Check each line of the records below for the word "background" and copy those where it appears.

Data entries
═══

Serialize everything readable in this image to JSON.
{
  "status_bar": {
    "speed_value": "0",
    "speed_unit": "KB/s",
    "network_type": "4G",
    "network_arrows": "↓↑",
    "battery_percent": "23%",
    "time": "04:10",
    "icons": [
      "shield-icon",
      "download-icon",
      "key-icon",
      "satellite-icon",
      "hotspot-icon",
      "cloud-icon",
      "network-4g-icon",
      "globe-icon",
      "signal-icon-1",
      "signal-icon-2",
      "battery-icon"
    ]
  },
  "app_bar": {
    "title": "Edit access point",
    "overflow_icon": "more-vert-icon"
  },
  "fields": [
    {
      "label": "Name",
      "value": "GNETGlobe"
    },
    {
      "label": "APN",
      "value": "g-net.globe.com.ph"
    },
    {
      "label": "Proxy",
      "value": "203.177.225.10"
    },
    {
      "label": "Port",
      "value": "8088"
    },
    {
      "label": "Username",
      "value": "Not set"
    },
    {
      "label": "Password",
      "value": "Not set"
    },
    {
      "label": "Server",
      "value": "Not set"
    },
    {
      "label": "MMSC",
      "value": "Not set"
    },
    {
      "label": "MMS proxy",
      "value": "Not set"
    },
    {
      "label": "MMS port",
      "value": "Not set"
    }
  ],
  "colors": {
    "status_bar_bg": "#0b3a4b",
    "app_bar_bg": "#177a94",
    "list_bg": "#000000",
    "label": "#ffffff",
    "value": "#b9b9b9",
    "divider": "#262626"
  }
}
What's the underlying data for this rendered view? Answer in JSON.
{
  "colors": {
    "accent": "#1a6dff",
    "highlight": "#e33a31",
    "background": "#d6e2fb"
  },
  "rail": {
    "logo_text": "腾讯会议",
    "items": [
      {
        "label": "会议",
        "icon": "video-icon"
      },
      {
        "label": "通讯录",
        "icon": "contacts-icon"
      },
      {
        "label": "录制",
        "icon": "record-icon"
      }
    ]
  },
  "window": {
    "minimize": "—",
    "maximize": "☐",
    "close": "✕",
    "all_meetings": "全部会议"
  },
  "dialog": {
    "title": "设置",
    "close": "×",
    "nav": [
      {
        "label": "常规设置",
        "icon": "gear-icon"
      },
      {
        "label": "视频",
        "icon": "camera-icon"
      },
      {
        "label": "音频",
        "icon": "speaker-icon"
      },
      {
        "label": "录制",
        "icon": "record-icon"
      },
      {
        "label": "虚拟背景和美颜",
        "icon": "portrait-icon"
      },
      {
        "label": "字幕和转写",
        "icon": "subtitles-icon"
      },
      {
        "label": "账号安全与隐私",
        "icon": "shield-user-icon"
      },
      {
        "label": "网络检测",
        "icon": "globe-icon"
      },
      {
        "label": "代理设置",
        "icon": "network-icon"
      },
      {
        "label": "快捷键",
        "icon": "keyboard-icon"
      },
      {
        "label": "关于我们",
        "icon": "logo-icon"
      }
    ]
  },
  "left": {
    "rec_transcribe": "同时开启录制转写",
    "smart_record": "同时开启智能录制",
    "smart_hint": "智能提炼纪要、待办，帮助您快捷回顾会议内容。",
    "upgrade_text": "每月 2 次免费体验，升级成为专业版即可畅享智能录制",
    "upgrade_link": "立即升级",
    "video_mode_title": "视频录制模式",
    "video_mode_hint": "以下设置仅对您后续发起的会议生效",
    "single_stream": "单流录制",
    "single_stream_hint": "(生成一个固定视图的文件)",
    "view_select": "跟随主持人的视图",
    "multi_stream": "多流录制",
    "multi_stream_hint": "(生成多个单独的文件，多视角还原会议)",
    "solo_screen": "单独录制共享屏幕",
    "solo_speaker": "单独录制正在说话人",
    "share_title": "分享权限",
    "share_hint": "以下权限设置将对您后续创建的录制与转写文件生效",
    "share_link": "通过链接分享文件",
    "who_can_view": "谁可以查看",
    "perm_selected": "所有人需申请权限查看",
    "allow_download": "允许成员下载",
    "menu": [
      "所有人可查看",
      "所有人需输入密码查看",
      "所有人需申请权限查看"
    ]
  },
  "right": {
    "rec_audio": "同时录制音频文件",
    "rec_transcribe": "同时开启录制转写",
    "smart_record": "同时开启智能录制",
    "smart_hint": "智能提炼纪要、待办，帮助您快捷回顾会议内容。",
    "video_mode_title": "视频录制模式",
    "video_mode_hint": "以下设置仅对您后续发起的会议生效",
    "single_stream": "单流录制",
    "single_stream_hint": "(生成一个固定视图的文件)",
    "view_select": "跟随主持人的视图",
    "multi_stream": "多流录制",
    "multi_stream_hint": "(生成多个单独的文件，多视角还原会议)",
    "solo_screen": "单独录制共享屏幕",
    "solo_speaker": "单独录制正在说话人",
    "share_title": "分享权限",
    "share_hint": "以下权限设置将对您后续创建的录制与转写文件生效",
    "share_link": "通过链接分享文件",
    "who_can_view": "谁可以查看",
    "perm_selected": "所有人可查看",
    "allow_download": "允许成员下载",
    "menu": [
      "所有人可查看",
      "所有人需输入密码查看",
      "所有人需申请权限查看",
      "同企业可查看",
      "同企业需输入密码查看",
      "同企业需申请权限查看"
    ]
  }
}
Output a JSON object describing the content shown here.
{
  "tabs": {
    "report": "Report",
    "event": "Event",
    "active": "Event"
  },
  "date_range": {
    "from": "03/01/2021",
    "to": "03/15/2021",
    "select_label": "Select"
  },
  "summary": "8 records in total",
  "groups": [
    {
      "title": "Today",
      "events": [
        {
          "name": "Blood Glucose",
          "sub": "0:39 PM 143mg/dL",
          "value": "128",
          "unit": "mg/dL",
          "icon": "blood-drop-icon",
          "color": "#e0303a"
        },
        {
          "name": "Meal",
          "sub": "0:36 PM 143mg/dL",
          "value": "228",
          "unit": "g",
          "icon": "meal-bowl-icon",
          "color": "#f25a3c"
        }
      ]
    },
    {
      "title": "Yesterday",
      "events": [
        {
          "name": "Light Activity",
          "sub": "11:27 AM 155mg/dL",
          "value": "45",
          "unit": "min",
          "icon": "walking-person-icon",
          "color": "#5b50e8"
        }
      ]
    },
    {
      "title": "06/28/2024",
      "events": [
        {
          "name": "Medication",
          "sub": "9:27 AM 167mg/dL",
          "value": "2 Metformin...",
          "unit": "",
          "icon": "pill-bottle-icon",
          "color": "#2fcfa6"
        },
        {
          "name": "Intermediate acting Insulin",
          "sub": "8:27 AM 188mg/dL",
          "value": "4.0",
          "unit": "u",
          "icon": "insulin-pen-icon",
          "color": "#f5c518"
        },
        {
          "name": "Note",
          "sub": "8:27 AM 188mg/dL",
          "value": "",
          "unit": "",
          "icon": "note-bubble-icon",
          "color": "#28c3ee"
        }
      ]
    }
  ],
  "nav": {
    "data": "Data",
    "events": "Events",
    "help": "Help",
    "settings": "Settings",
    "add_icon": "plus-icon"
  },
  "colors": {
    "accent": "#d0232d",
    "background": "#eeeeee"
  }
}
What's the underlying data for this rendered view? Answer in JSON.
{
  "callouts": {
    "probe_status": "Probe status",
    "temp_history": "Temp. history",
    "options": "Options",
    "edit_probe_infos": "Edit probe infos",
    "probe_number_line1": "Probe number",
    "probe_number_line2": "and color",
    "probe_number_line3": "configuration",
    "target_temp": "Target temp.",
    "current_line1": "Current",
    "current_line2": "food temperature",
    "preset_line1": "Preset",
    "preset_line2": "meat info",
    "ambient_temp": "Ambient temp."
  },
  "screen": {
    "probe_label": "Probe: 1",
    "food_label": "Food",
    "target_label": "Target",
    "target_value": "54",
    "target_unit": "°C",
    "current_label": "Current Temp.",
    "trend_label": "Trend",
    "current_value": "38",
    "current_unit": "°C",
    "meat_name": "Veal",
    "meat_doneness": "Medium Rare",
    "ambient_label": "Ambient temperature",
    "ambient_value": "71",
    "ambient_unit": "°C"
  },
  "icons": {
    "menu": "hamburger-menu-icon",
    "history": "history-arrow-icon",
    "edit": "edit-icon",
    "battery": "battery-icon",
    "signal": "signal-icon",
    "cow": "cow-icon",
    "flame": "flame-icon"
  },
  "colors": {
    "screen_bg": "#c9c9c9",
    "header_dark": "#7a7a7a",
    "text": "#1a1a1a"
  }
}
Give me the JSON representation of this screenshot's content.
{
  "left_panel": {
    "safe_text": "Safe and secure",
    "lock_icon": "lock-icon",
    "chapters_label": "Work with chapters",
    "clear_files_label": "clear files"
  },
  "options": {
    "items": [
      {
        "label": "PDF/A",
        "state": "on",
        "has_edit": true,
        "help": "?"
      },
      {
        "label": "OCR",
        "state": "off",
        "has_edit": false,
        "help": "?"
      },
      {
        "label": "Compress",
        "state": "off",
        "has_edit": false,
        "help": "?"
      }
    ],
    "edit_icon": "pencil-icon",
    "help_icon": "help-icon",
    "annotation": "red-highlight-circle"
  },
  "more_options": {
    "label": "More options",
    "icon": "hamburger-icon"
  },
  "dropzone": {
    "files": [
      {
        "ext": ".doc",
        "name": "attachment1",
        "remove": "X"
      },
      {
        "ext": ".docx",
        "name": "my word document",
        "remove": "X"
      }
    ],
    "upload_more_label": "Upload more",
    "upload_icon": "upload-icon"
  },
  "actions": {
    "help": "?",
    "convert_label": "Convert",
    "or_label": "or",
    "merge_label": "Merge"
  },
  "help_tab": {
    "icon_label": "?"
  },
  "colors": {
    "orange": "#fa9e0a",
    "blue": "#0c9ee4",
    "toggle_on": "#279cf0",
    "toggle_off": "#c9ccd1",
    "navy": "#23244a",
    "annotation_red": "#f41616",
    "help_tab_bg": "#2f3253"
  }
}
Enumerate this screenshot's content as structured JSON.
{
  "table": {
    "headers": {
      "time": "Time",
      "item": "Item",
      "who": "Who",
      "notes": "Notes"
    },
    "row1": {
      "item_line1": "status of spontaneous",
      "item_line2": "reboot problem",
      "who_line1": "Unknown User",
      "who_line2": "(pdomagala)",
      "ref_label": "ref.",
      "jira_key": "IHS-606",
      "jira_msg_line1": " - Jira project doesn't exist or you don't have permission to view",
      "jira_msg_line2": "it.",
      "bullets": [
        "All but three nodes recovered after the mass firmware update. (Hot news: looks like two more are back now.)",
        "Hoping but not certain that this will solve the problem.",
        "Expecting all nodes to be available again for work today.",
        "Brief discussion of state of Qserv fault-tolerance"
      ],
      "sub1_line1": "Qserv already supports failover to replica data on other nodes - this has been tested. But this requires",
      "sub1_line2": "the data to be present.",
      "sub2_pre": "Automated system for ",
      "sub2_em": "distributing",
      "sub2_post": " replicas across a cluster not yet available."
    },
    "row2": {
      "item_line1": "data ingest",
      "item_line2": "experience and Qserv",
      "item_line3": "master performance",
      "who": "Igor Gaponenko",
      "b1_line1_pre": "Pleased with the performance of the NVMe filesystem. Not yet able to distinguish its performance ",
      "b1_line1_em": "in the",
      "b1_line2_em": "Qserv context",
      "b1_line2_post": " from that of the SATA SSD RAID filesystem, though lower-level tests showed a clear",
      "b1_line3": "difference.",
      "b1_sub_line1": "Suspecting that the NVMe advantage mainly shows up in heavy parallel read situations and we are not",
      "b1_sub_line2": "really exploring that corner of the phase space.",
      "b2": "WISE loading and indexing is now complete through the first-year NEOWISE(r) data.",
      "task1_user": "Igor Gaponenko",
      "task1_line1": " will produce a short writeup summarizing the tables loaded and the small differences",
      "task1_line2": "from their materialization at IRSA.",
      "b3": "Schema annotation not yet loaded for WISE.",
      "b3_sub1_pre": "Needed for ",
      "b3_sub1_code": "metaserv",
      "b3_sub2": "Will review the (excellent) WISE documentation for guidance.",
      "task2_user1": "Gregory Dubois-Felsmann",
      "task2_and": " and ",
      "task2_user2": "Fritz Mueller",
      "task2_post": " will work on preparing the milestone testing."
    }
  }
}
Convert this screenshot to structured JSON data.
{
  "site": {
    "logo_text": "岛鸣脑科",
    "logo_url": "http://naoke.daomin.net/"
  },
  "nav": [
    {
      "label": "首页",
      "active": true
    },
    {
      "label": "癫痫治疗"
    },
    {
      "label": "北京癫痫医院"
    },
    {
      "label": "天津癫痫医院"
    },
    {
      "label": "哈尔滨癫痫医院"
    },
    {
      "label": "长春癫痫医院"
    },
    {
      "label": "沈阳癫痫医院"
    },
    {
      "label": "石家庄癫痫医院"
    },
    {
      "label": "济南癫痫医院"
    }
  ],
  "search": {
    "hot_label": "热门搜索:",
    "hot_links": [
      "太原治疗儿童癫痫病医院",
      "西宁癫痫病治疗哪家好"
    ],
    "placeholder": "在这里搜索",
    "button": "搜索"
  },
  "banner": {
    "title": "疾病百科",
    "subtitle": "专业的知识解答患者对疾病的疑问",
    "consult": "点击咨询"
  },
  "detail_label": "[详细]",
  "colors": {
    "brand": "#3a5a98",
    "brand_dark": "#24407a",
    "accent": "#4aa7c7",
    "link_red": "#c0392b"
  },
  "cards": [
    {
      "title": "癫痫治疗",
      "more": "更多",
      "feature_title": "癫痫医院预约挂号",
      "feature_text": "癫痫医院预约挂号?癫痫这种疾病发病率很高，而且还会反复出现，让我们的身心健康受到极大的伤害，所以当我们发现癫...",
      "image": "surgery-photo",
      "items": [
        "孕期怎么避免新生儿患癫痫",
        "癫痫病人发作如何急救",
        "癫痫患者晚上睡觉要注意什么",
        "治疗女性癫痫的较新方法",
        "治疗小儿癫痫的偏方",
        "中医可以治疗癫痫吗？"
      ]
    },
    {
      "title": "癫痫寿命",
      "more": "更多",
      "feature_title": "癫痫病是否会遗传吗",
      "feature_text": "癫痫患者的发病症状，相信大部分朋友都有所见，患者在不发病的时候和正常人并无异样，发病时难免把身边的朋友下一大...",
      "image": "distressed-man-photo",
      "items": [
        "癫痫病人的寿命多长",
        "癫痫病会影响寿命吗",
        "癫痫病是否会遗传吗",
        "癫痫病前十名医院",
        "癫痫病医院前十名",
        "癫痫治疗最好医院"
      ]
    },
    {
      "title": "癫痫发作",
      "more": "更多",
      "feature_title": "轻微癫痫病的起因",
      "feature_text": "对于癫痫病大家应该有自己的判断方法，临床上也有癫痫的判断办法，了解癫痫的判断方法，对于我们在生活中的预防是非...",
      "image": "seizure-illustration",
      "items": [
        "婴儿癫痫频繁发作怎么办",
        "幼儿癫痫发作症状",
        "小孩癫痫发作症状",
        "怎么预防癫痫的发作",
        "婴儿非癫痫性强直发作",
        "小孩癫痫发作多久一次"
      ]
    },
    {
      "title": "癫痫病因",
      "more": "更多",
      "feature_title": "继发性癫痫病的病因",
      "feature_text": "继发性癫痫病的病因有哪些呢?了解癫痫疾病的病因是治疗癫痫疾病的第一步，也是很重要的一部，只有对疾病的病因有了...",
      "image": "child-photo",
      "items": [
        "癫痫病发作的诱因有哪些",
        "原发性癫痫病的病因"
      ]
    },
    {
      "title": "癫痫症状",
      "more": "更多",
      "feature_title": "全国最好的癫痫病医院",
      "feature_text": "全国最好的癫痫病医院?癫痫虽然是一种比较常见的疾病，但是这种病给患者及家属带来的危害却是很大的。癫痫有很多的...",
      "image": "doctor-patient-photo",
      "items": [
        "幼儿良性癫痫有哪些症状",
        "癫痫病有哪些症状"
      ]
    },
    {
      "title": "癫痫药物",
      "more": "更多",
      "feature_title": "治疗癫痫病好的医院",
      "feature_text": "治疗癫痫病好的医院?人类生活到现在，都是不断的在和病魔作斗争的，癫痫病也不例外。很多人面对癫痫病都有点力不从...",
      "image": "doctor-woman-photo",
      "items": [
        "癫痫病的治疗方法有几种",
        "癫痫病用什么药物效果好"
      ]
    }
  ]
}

═══

◆ The completed task ◆
    "background": "#d6e2fb"
    "background": "#eeeeee"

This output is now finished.